** begin RECORDS FOR THE TASK **

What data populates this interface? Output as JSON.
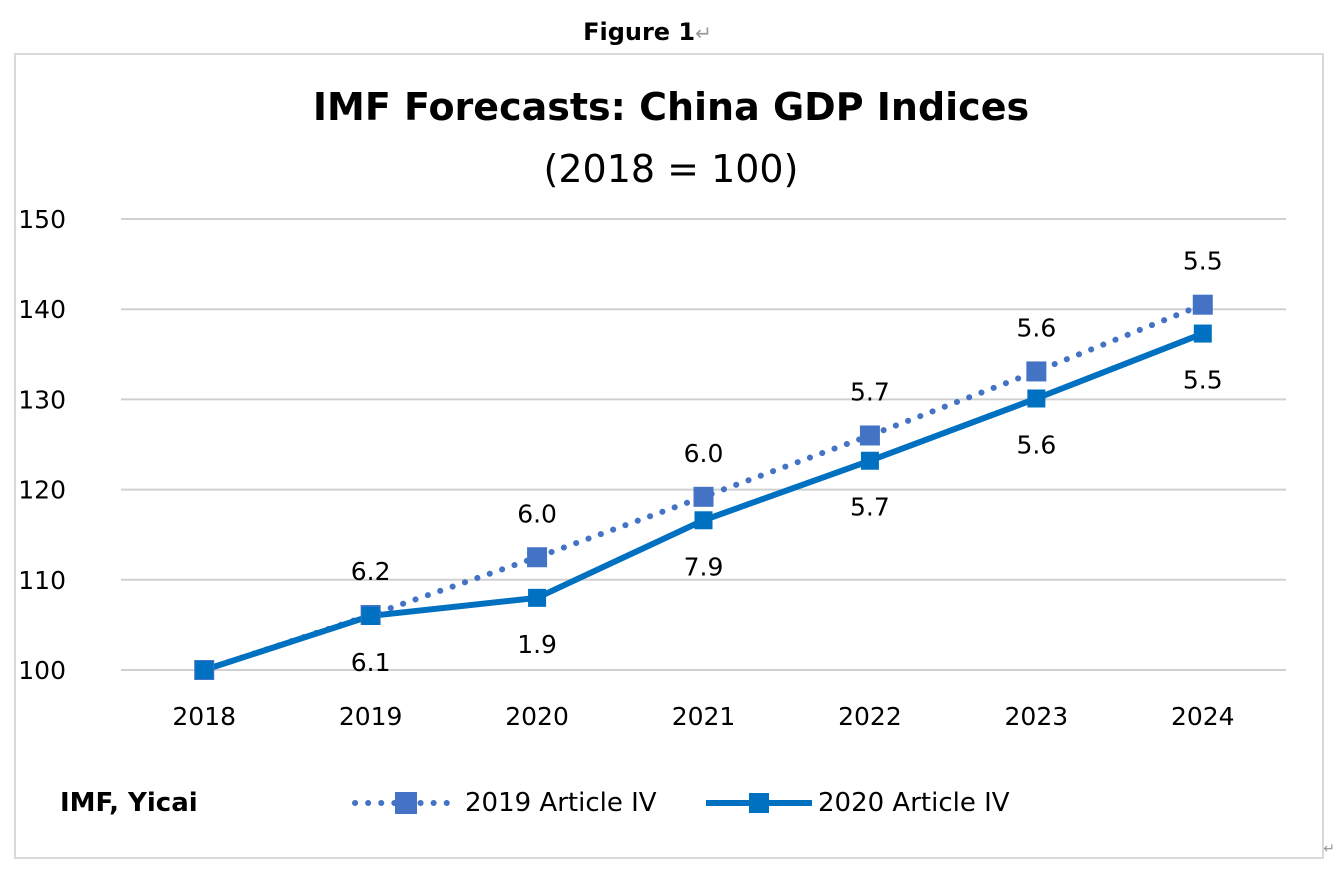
{
  "figure_label": "Figure 1",
  "chart_data": {
    "type": "line",
    "title": "IMF Forecasts: China GDP Indices",
    "subtitle": "(2018 = 100)",
    "xlabel": "",
    "ylabel": "",
    "categories": [
      "2018",
      "2019",
      "2020",
      "2021",
      "2022",
      "2023",
      "2024"
    ],
    "ylim": [
      100,
      150
    ],
    "yticks": [
      "100",
      "110",
      "120",
      "130",
      "140",
      "150"
    ],
    "grid": true,
    "legend_position": "bottom",
    "source": "IMF, Yicai",
    "series": [
      {
        "name": "2019 Article IV",
        "style": "dotted",
        "marker": "square",
        "color": "#4472c4",
        "values": [
          100,
          106.1,
          112.5,
          119.2,
          126.0,
          133.1,
          140.5
        ],
        "labels": [
          "",
          "6.2",
          "6.0",
          "6.0",
          "5.7",
          "5.6",
          "5.5"
        ],
        "label_position": "above"
      },
      {
        "name": "2020 Article IV",
        "style": "solid",
        "marker": "square",
        "color": "#0070c0",
        "values": [
          100,
          106.0,
          108.0,
          116.6,
          123.2,
          130.1,
          137.3
        ],
        "labels": [
          "",
          "6.1",
          "1.9",
          "7.9",
          "5.7",
          "5.6",
          "5.5"
        ],
        "label_position": "below"
      }
    ]
  }
}
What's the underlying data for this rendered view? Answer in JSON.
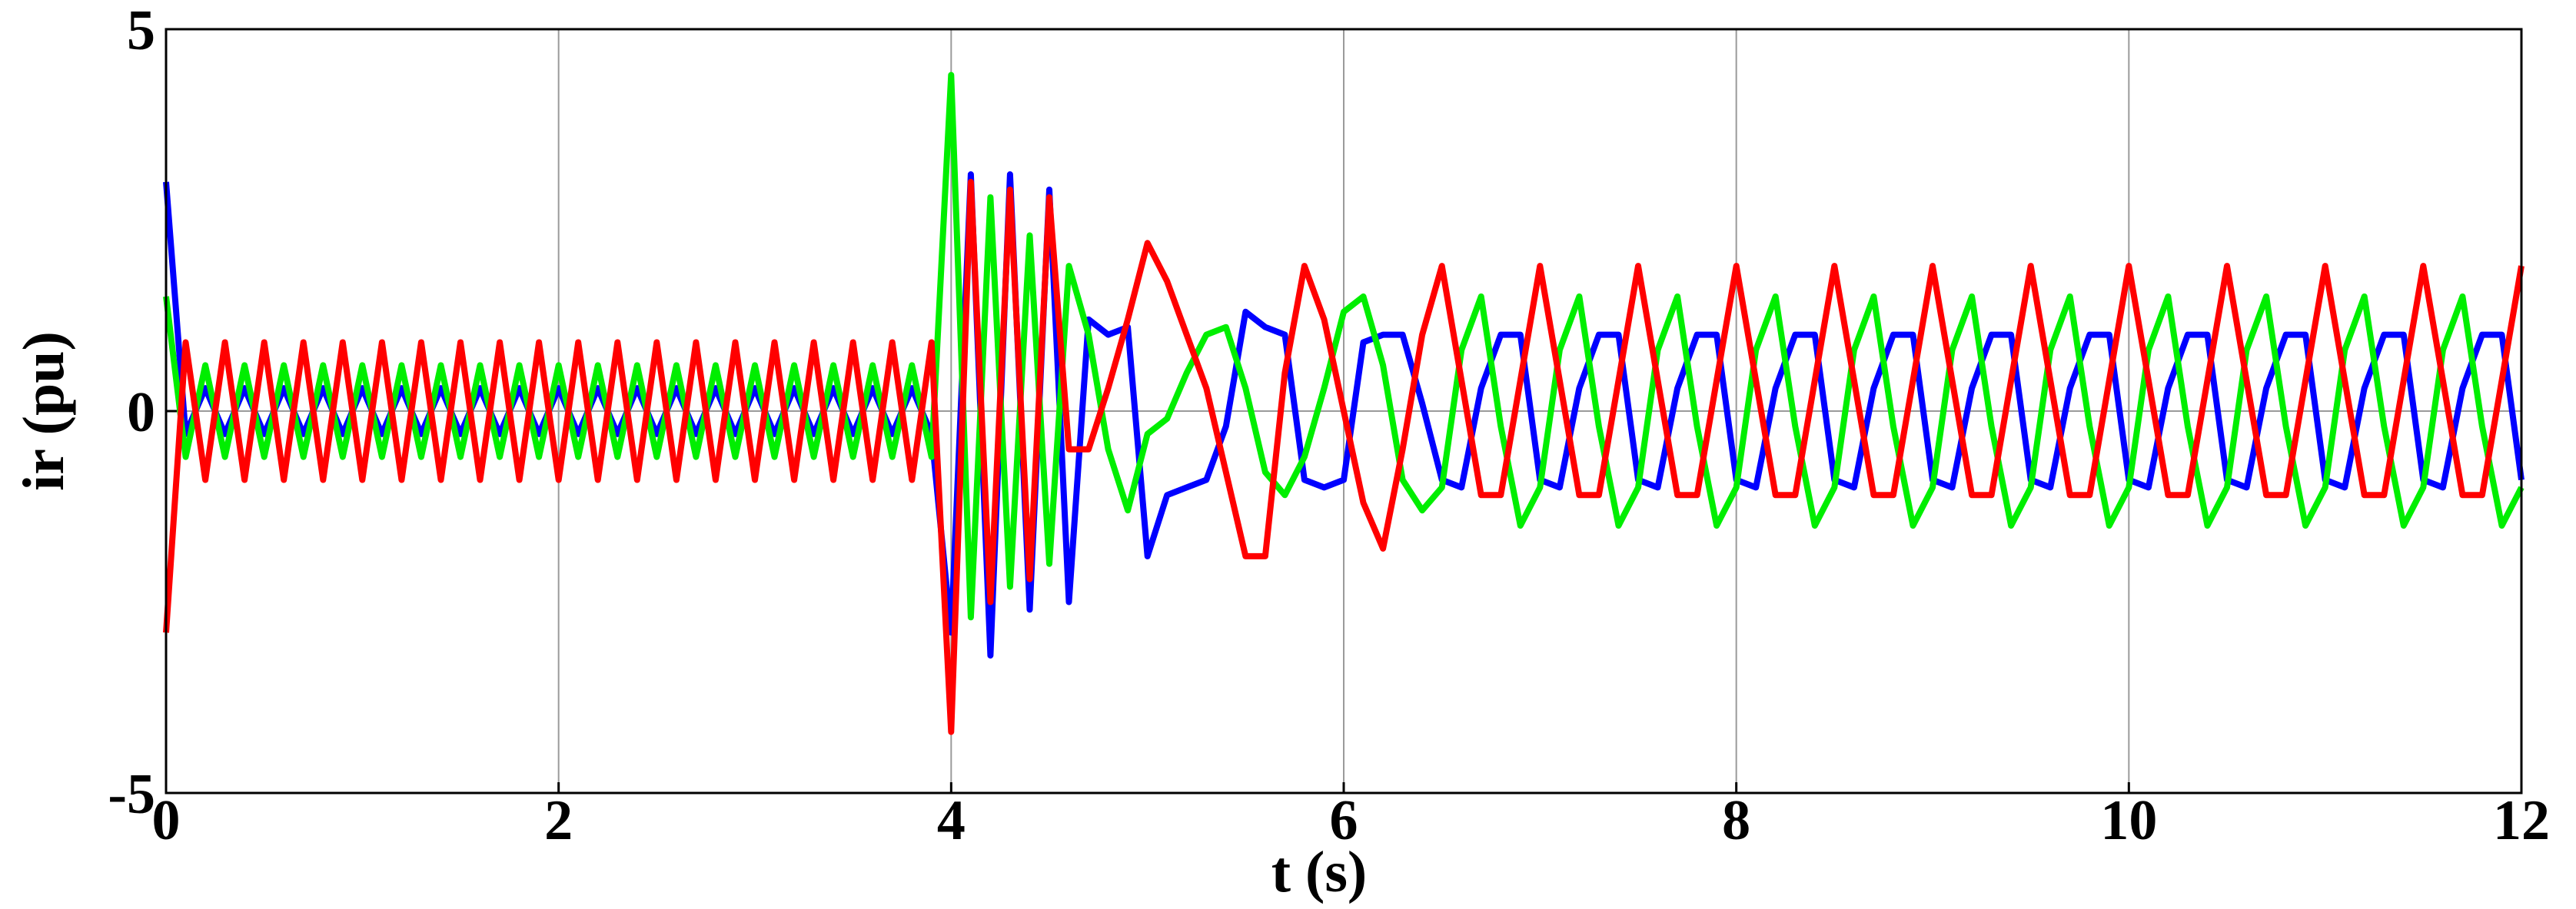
{
  "chart_data": {
    "type": "line",
    "xlabel": "t (s)",
    "ylabel": "ir (pu)",
    "xlim": [
      0,
      12
    ],
    "ylim": [
      -5,
      5
    ],
    "xticks": [
      0,
      2,
      4,
      6,
      8,
      10,
      12
    ],
    "yticks": [
      -5,
      0,
      5
    ],
    "grid": true,
    "x": [
      0,
      0.1,
      0.2,
      0.3,
      0.4,
      0.5,
      0.6,
      0.7,
      0.8,
      0.9,
      1,
      1.1,
      1.2,
      1.3,
      1.4,
      1.5,
      1.6,
      1.7,
      1.8,
      1.9,
      2,
      2.1,
      2.2,
      2.3,
      2.4,
      2.5,
      2.6,
      2.7,
      2.8,
      2.9,
      3,
      3.1,
      3.2,
      3.3,
      3.4,
      3.5,
      3.6,
      3.7,
      3.8,
      3.9,
      4,
      4.1,
      4.2,
      4.3,
      4.4,
      4.5,
      4.6,
      4.7,
      4.8,
      4.9,
      5,
      5.1,
      5.2,
      5.3,
      5.4,
      5.5,
      5.6,
      5.7,
      5.8,
      5.9,
      6,
      6.1,
      6.2,
      6.3,
      6.4,
      6.5,
      6.6,
      6.7,
      6.8,
      6.9,
      7,
      7.1,
      7.2,
      7.3,
      7.4,
      7.5,
      7.6,
      7.7,
      7.8,
      7.9,
      8,
      8.1,
      8.2,
      8.3,
      8.4,
      8.5,
      8.6,
      8.7,
      8.8,
      8.9,
      9,
      9.1,
      9.2,
      9.3,
      9.4,
      9.5,
      9.6,
      9.7,
      9.8,
      9.9,
      10,
      10.1,
      10.2,
      10.3,
      10.4,
      10.5,
      10.6,
      10.7,
      10.8,
      10.9,
      11,
      11.1,
      11.2,
      11.3,
      11.4,
      11.5,
      11.6,
      11.7,
      11.8,
      11.9,
      12
    ],
    "series": [
      {
        "color": "#0000ff",
        "values": [
          3.0,
          -0.3,
          0.3,
          -0.3,
          0.3,
          -0.3,
          0.3,
          -0.3,
          0.3,
          -0.3,
          0.3,
          -0.3,
          0.3,
          -0.3,
          0.3,
          -0.3,
          0.3,
          -0.3,
          0.3,
          -0.3,
          0.3,
          -0.3,
          0.3,
          -0.3,
          0.3,
          -0.3,
          0.3,
          -0.3,
          0.3,
          -0.3,
          0.3,
          -0.3,
          0.3,
          -0.3,
          0.3,
          -0.3,
          0.3,
          -0.3,
          0.3,
          -0.3,
          -2.9,
          3.1,
          -3.2,
          3.1,
          -2.6,
          2.9,
          -2.5,
          1.2,
          1.0,
          1.1,
          -1.9,
          -1.1,
          -1.0,
          -0.9,
          -0.2,
          1.3,
          1.1,
          1.0,
          -0.9,
          -1.0,
          -0.9,
          0.9,
          1.0,
          1.0,
          0.1,
          -0.9,
          -1.0,
          0.3,
          1.0,
          1.0,
          -0.9,
          -1.0,
          0.3,
          1.0,
          1.0,
          -0.9,
          -1.0,
          0.3,
          1.0,
          1.0,
          -0.9,
          -1.0,
          0.3,
          1.0,
          1.0,
          -0.9,
          -1.0,
          0.3,
          1.0,
          1.0,
          -0.9,
          -1.0,
          0.3,
          1.0,
          1.0,
          -0.9,
          -1.0,
          0.3,
          1.0,
          1.0,
          -0.9,
          -1.0,
          0.3,
          1.0,
          1.0,
          -0.9,
          -1.0,
          0.3,
          1.0,
          1.0,
          -0.9,
          -1.0,
          0.3,
          1.0,
          1.0,
          -0.9,
          -1.0,
          0.3,
          1.0,
          1.0,
          -0.9
        ]
      },
      {
        "color": "#00ee00",
        "values": [
          1.5,
          -0.6,
          0.6,
          -0.6,
          0.6,
          -0.6,
          0.6,
          -0.6,
          0.6,
          -0.6,
          0.6,
          -0.6,
          0.6,
          -0.6,
          0.6,
          -0.6,
          0.6,
          -0.6,
          0.6,
          -0.6,
          0.6,
          -0.6,
          0.6,
          -0.6,
          0.6,
          -0.6,
          0.6,
          -0.6,
          0.6,
          -0.6,
          0.6,
          -0.6,
          0.6,
          -0.6,
          0.6,
          -0.6,
          0.6,
          -0.6,
          0.6,
          -0.6,
          4.4,
          -2.7,
          2.8,
          -2.3,
          2.3,
          -2.0,
          1.9,
          1.0,
          -0.5,
          -1.3,
          -0.3,
          -0.1,
          0.5,
          1.0,
          1.1,
          0.3,
          -0.8,
          -1.1,
          -0.6,
          0.3,
          1.3,
          1.5,
          0.6,
          -0.9,
          -1.3,
          -1.0,
          0.8,
          1.5,
          -0.2,
          -1.5,
          -1.0,
          0.8,
          1.5,
          -0.2,
          -1.5,
          -1.0,
          0.8,
          1.5,
          -0.2,
          -1.5,
          -1.0,
          0.8,
          1.5,
          -0.2,
          -1.5,
          -1.0,
          0.8,
          1.5,
          -0.2,
          -1.5,
          -1.0,
          0.8,
          1.5,
          -0.2,
          -1.5,
          -1.0,
          0.8,
          1.5,
          -0.2,
          -1.5,
          -1.0,
          0.8,
          1.5,
          -0.2,
          -1.5,
          -1.0,
          0.8,
          1.5,
          -0.2,
          -1.5,
          -1.0,
          0.8,
          1.5,
          -0.2,
          -1.5,
          -1.0,
          0.8,
          1.5,
          -0.2,
          -1.5,
          -1.0
        ]
      },
      {
        "color": "#ff0000",
        "values": [
          -2.9,
          0.9,
          -0.9,
          0.9,
          -0.9,
          0.9,
          -0.9,
          0.9,
          -0.9,
          0.9,
          -0.9,
          0.9,
          -0.9,
          0.9,
          -0.9,
          0.9,
          -0.9,
          0.9,
          -0.9,
          0.9,
          -0.9,
          0.9,
          -0.9,
          0.9,
          -0.9,
          0.9,
          -0.9,
          0.9,
          -0.9,
          0.9,
          -0.9,
          0.9,
          -0.9,
          0.9,
          -0.9,
          0.9,
          -0.9,
          0.9,
          -0.9,
          0.9,
          -4.2,
          3.0,
          -2.5,
          2.9,
          -2.2,
          2.8,
          -0.5,
          -0.5,
          0.3,
          1.2,
          2.2,
          1.7,
          1.0,
          0.3,
          -0.8,
          -1.9,
          -1.9,
          0.5,
          1.9,
          1.2,
          0,
          -1.2,
          -1.8,
          -0.5,
          1.0,
          1.9,
          0.4,
          -1.1,
          -1.1,
          0.4,
          1.9,
          0.4,
          -1.1,
          -1.1,
          0.4,
          1.9,
          0.4,
          -1.1,
          -1.1,
          0.4,
          1.9,
          0.4,
          -1.1,
          -1.1,
          0.4,
          1.9,
          0.4,
          -1.1,
          -1.1,
          0.4,
          1.9,
          0.4,
          -1.1,
          -1.1,
          0.4,
          1.9,
          0.4,
          -1.1,
          -1.1,
          0.4,
          1.9,
          0.4,
          -1.1,
          -1.1,
          0.4,
          1.9,
          0.4,
          -1.1,
          -1.1,
          0.4,
          1.9,
          0.4,
          -1.1,
          -1.1,
          0.4,
          1.9,
          0.4,
          -1.1,
          -1.1,
          0.4,
          1.9
        ]
      }
    ]
  }
}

** end RECORDS FOR THE TASK **

- **PROBLEM TO WORK ON**: Copy each line containing the word "What" from the data.

- **PROBLEM SOLUTION**:
What data populates this interface? Output as JSON.
What's the underlying data for this rendered view? Answer in JSON.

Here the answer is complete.